**Stated exercise:** Write out every entry exactly as given, but omit the pictures.

**Supplied information:**
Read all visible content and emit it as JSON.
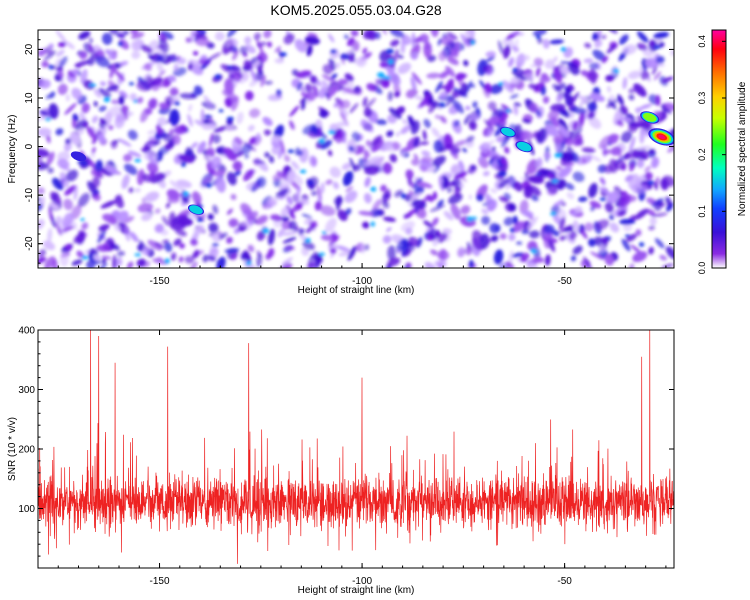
{
  "title": "KOM5.2025.055.03.04.G28",
  "colors": {
    "snr_line": "#ee2222",
    "frame": "#000000",
    "colormap": [
      "#ffffff",
      "#b58cff",
      "#7a1fe8",
      "#3f0fd6",
      "#1b32e6",
      "#11a8ff",
      "#00ff9a",
      "#5cff00",
      "#ffea00",
      "#ff9900",
      "#ff1a00",
      "#ff00aa"
    ]
  },
  "chart_data": [
    {
      "type": "heatmap",
      "xlabel": "Height of straight line (km)",
      "ylabel": "Frequency (Hz)",
      "xlim": [
        -180,
        -23
      ],
      "ylim": [
        -25,
        24
      ],
      "xticks": [
        -150,
        -100,
        -50
      ],
      "yticks": [
        -20,
        -10,
        0,
        10,
        20
      ],
      "colorbar": {
        "label": "Normalized spectral amplitude",
        "range": [
          0,
          0.42
        ],
        "ticks": [
          "0.0",
          "0.1",
          "0.2",
          "0.3",
          "0.4"
        ]
      },
      "hotspots": [
        {
          "x": -26,
          "y": 2,
          "value": 0.4
        },
        {
          "x": -29,
          "y": 6,
          "value": 0.2
        },
        {
          "x": -60,
          "y": 0,
          "value": 0.15
        },
        {
          "x": -64,
          "y": 3,
          "value": 0.12
        },
        {
          "x": -141,
          "y": -13,
          "value": 0.12
        },
        {
          "x": -170,
          "y": -2,
          "value": 0.1
        }
      ]
    },
    {
      "type": "line",
      "xlabel": "Height of straight line (km)",
      "ylabel": "SNR (10 * v/v)",
      "xlim": [
        -180,
        -23
      ],
      "ylim": [
        0,
        400
      ],
      "xticks": [
        -150,
        -100,
        -50
      ],
      "yticks": [
        100,
        200,
        300,
        400
      ],
      "series": [
        {
          "baseline": 110,
          "spread": 60,
          "notable_peaks": [
            {
              "x": -167,
              "y": 400
            },
            {
              "x": -165,
              "y": 390
            },
            {
              "x": -128,
              "y": 378
            },
            {
              "x": -148,
              "y": 372
            },
            {
              "x": -29,
              "y": 400
            },
            {
              "x": -31,
              "y": 355
            },
            {
              "x": -161,
              "y": 345
            },
            {
              "x": -100,
              "y": 320
            }
          ]
        }
      ]
    }
  ]
}
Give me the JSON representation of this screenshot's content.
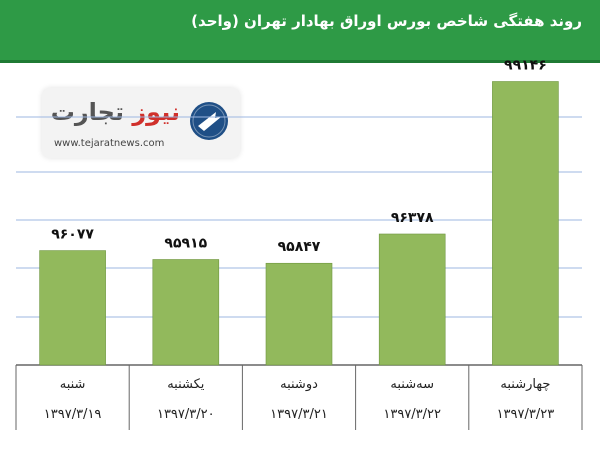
{
  "header": {
    "title": "روند هفتگی شاخص بورس اوراق بهادار تهران (واحد)"
  },
  "logo": {
    "brand_main": "تجارت",
    "brand_accent": "نیوز",
    "domain": "www.tejaratnews.com"
  },
  "colors": {
    "header": "#2e9a46",
    "bar": "#92b95c",
    "grid": "#9db7e2",
    "axis": "#666666"
  },
  "chart_data": {
    "type": "bar",
    "title": "روند هفتگی شاخص بورس اوراق بهادار تهران (واحد)",
    "categories": [
      "شنبه",
      "یکشنبه",
      "دوشنبه",
      "سه‌شنبه",
      "چهارشنبه"
    ],
    "dates": [
      "۱۳۹۷/۳/۱۹",
      "۱۳۹۷/۳/۲۰",
      "۱۳۹۷/۳/۲۱",
      "۱۳۹۷/۳/۲۲",
      "۱۳۹۷/۳/۲۳"
    ],
    "values": [
      96077,
      95915,
      95847,
      96378,
      99146
    ],
    "value_labels": [
      "۹۶۰۷۷",
      "۹۵۹۱۵",
      "۹۵۸۴۷",
      "۹۶۳۷۸",
      "۹۹۱۴۶"
    ],
    "ylim": [
      94000,
      99500
    ],
    "grid": true,
    "legend": "none"
  }
}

**Answer for this exercise:**
Read all visible content and emit it as JSON.
{
  "title": "KOM5.2025.055.03.04.G28",
  "colors": {
    "snr_line": "#ee2222",
    "frame": "#000000",
    "colormap": [
      "#ffffff",
      "#b58cff",
      "#7a1fe8",
      "#3f0fd6",
      "#1b32e6",
      "#11a8ff",
      "#00ff9a",
      "#5cff00",
      "#ffea00",
      "#ff9900",
      "#ff1a00",
      "#ff00aa"
    ]
  },
  "chart_data": [
    {
      "type": "heatmap",
      "xlabel": "Height of straight line (km)",
      "ylabel": "Frequency (Hz)",
      "xlim": [
        -180,
        -23
      ],
      "ylim": [
        -25,
        24
      ],
      "xticks": [
        -150,
        -100,
        -50
      ],
      "yticks": [
        -20,
        -10,
        0,
        10,
        20
      ],
      "colorbar": {
        "label": "Normalized spectral amplitude",
        "range": [
          0,
          0.42
        ],
        "ticks": [
          "0.0",
          "0.1",
          "0.2",
          "0.3",
          "0.4"
        ]
      },
      "hotspots": [
        {
          "x": -26,
          "y": 2,
          "value": 0.4
        },
        {
          "x": -29,
          "y": 6,
          "value": 0.2
        },
        {
          "x": -60,
          "y": 0,
          "value": 0.15
        },
        {
          "x": -64,
          "y": 3,
          "value": 0.12
        },
        {
          "x": -141,
          "y": -13,
          "value": 0.12
        },
        {
          "x": -170,
          "y": -2,
          "value": 0.1
        }
      ]
    },
    {
      "type": "line",
      "xlabel": "Height of straight line (km)",
      "ylabel": "SNR (10 * v/v)",
      "xlim": [
        -180,
        -23
      ],
      "ylim": [
        0,
        400
      ],
      "xticks": [
        -150,
        -100,
        -50
      ],
      "yticks": [
        100,
        200,
        300,
        400
      ],
      "series": [
        {
          "baseline": 110,
          "spread": 60,
          "notable_peaks": [
            {
              "x": -167,
              "y": 400
            },
            {
              "x": -165,
              "y": 390
            },
            {
              "x": -128,
              "y": 378
            },
            {
              "x": -148,
              "y": 372
            },
            {
              "x": -29,
              "y": 400
            },
            {
              "x": -31,
              "y": 355
            },
            {
              "x": -161,
              "y": 345
            },
            {
              "x": -100,
              "y": 320
            }
          ]
        }
      ]
    }
  ]
}
Give me the JSON representation of this screenshot's content.
{
  "header": {
    "title": "روند هفتگی شاخص بورس اوراق بهادار تهران (واحد)"
  },
  "logo": {
    "brand_main": "تجارت",
    "brand_accent": "نیوز",
    "domain": "www.tejaratnews.com"
  },
  "colors": {
    "header": "#2e9a46",
    "bar": "#92b95c",
    "grid": "#9db7e2",
    "axis": "#666666"
  },
  "chart_data": {
    "type": "bar",
    "title": "روند هفتگی شاخص بورس اوراق بهادار تهران (واحد)",
    "categories": [
      "شنبه",
      "یکشنبه",
      "دوشنبه",
      "سه‌شنبه",
      "چهارشنبه"
    ],
    "dates": [
      "۱۳۹۷/۳/۱۹",
      "۱۳۹۷/۳/۲۰",
      "۱۳۹۷/۳/۲۱",
      "۱۳۹۷/۳/۲۲",
      "۱۳۹۷/۳/۲۳"
    ],
    "values": [
      96077,
      95915,
      95847,
      96378,
      99146
    ],
    "value_labels": [
      "۹۶۰۷۷",
      "۹۵۹۱۵",
      "۹۵۸۴۷",
      "۹۶۳۷۸",
      "۹۹۱۴۶"
    ],
    "ylim": [
      94000,
      99500
    ],
    "grid": true,
    "legend": "none"
  }
}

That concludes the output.